>> start Rows

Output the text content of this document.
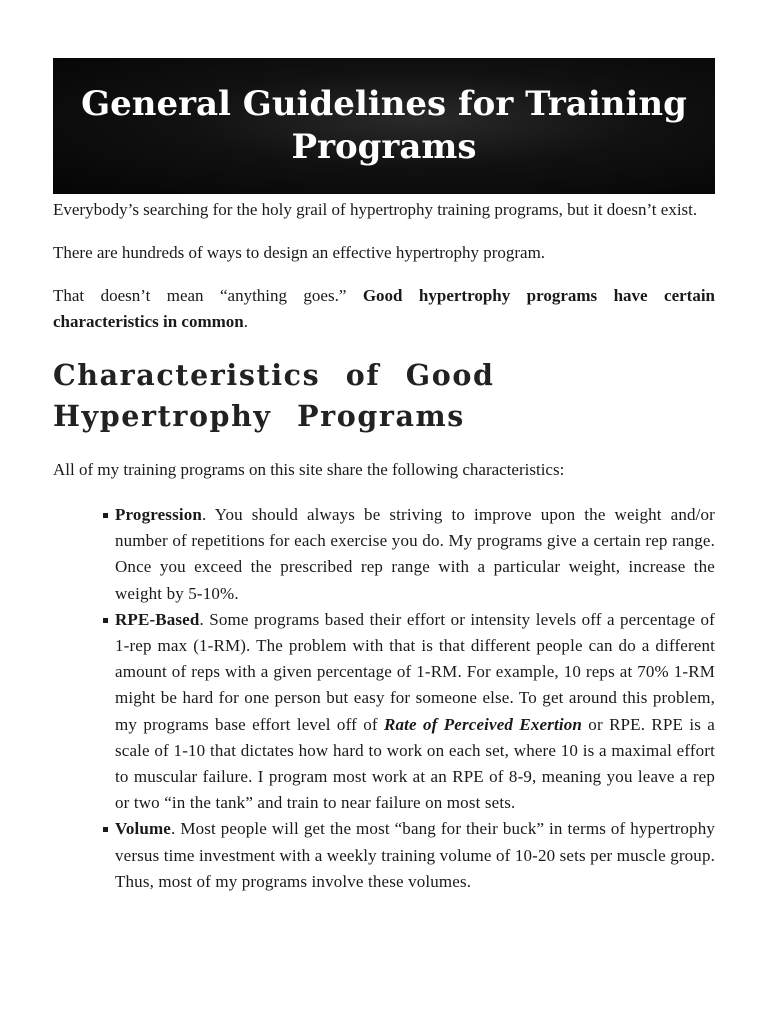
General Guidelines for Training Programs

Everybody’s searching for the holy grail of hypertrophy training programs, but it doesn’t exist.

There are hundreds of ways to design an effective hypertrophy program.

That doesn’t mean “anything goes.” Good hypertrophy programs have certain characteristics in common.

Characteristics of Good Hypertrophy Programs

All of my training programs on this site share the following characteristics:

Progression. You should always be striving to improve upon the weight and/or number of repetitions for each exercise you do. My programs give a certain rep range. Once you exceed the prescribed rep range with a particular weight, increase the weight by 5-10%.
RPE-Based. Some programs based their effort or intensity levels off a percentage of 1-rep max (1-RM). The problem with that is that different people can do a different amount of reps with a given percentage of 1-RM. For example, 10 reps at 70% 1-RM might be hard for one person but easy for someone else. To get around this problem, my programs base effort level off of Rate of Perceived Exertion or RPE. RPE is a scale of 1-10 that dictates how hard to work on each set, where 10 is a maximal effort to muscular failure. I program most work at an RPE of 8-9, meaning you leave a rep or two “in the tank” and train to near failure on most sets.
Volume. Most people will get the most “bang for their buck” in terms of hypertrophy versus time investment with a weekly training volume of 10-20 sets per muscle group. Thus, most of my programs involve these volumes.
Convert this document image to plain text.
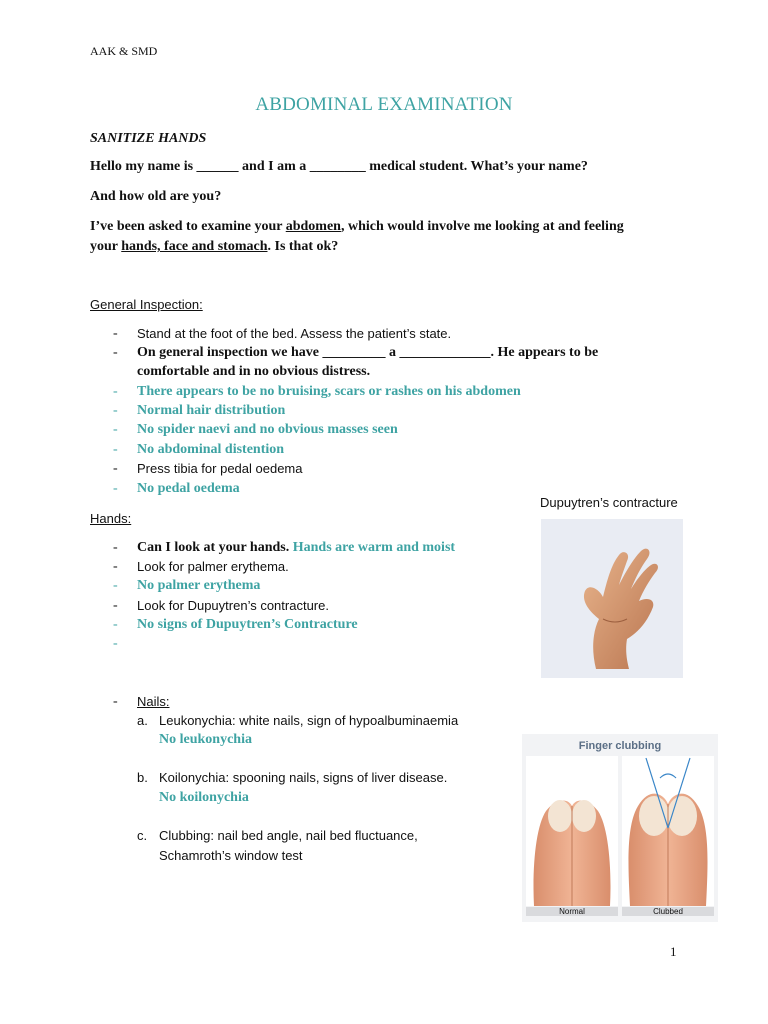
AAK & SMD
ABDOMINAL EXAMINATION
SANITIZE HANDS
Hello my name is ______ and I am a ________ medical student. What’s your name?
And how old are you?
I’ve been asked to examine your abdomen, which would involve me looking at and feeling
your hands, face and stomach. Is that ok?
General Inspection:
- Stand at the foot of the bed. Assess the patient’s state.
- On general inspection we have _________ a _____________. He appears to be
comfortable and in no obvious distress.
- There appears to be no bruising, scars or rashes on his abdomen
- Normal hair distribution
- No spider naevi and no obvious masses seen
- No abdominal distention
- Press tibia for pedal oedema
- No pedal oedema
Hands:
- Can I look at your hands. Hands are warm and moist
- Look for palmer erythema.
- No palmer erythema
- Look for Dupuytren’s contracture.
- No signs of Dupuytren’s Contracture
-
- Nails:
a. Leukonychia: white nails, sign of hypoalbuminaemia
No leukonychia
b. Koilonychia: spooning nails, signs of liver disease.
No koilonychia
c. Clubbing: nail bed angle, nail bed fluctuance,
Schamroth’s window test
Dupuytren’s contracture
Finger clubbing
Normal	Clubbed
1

>> end Rows
>> start Rows

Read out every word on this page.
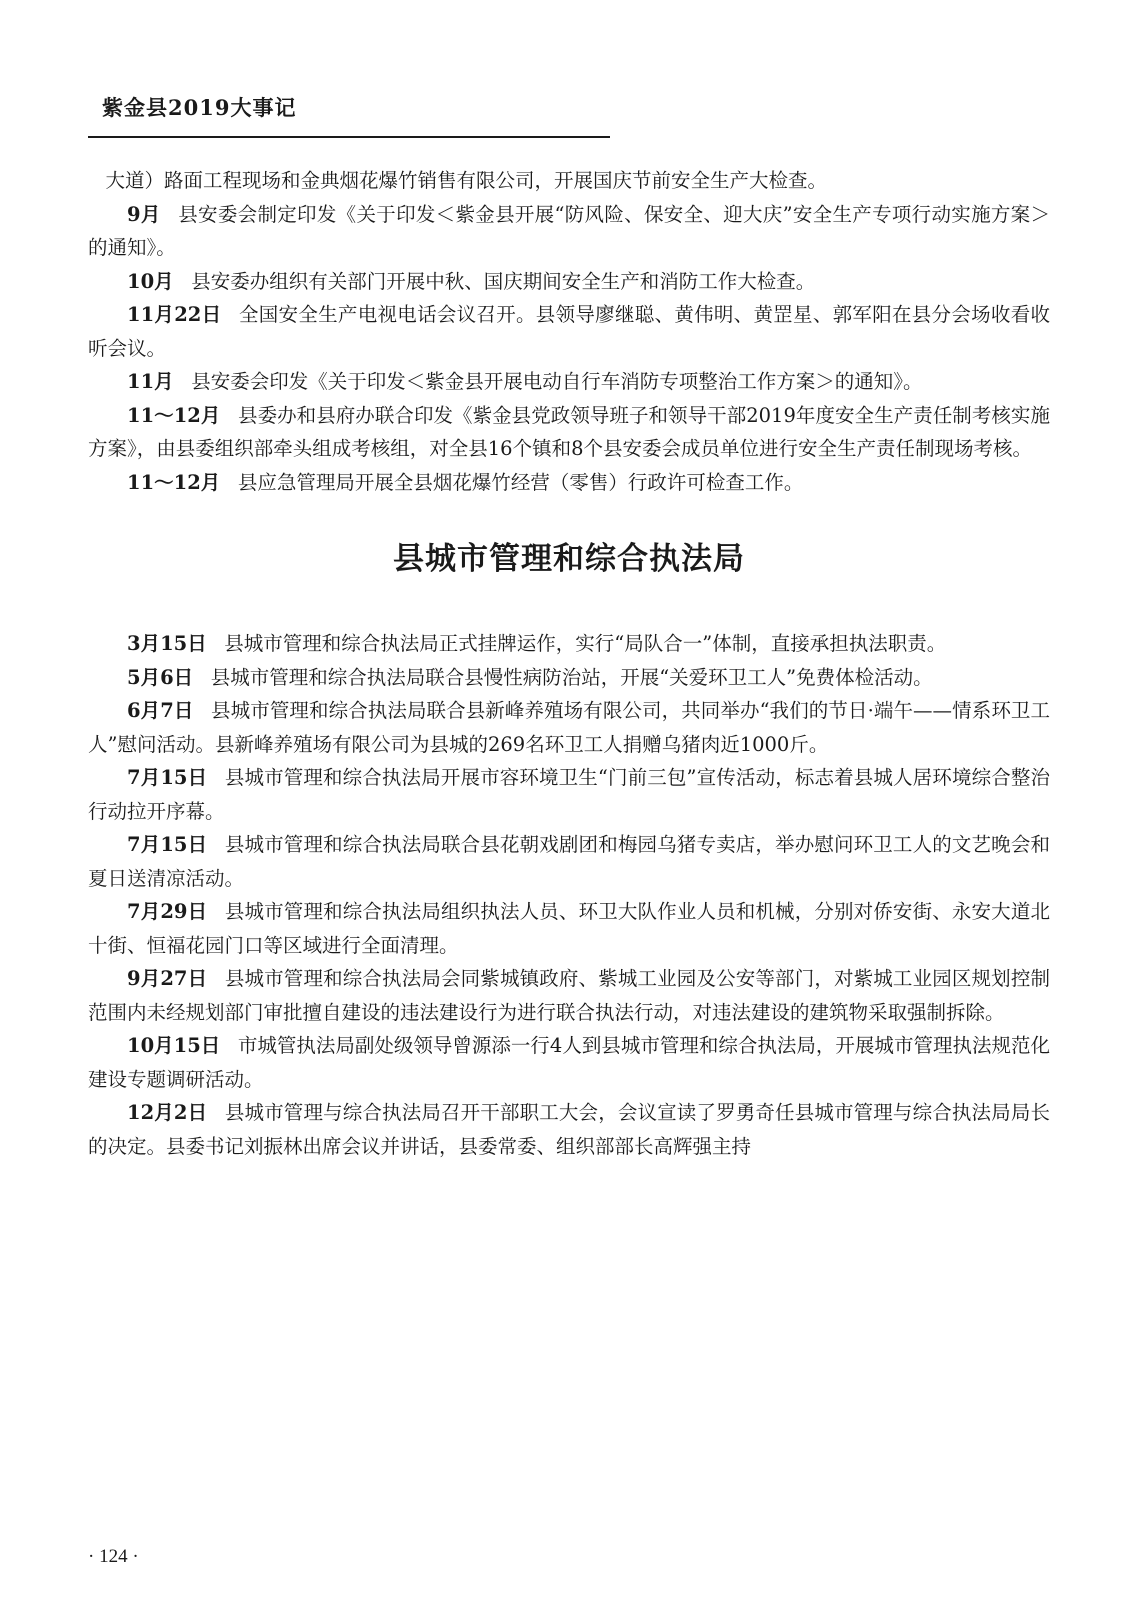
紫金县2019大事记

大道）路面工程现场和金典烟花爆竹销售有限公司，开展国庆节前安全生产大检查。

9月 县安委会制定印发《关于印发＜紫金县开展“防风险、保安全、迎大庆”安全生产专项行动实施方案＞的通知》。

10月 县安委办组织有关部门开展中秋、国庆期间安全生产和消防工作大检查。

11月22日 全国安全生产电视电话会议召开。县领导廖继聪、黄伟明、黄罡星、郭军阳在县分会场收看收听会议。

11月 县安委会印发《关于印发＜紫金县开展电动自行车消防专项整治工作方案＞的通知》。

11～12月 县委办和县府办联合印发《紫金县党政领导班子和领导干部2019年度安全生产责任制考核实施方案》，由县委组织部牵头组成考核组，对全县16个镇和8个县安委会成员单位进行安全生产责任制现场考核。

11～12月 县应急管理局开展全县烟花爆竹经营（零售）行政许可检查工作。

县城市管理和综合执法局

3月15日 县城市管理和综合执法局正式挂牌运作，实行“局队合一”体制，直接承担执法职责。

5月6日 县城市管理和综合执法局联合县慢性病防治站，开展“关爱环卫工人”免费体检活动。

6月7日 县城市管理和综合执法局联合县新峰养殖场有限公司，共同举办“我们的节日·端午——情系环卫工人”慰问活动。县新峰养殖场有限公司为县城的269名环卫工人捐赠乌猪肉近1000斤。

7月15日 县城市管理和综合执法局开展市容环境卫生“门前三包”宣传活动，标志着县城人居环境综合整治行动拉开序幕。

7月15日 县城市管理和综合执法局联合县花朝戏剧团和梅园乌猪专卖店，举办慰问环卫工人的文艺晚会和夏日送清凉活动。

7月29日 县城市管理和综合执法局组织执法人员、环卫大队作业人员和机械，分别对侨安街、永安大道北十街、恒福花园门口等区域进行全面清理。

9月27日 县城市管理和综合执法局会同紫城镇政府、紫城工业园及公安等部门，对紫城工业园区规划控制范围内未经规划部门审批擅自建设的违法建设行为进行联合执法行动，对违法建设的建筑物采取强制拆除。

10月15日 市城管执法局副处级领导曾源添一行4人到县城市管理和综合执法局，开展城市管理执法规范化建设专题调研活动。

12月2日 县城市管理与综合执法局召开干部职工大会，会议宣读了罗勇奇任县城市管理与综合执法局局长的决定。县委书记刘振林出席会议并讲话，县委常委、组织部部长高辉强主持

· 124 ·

>> end Rows

**What you have to do:** Count the lines of the listing above that include the word "Good" and state the total with nothing else.

**Exercise result:** 2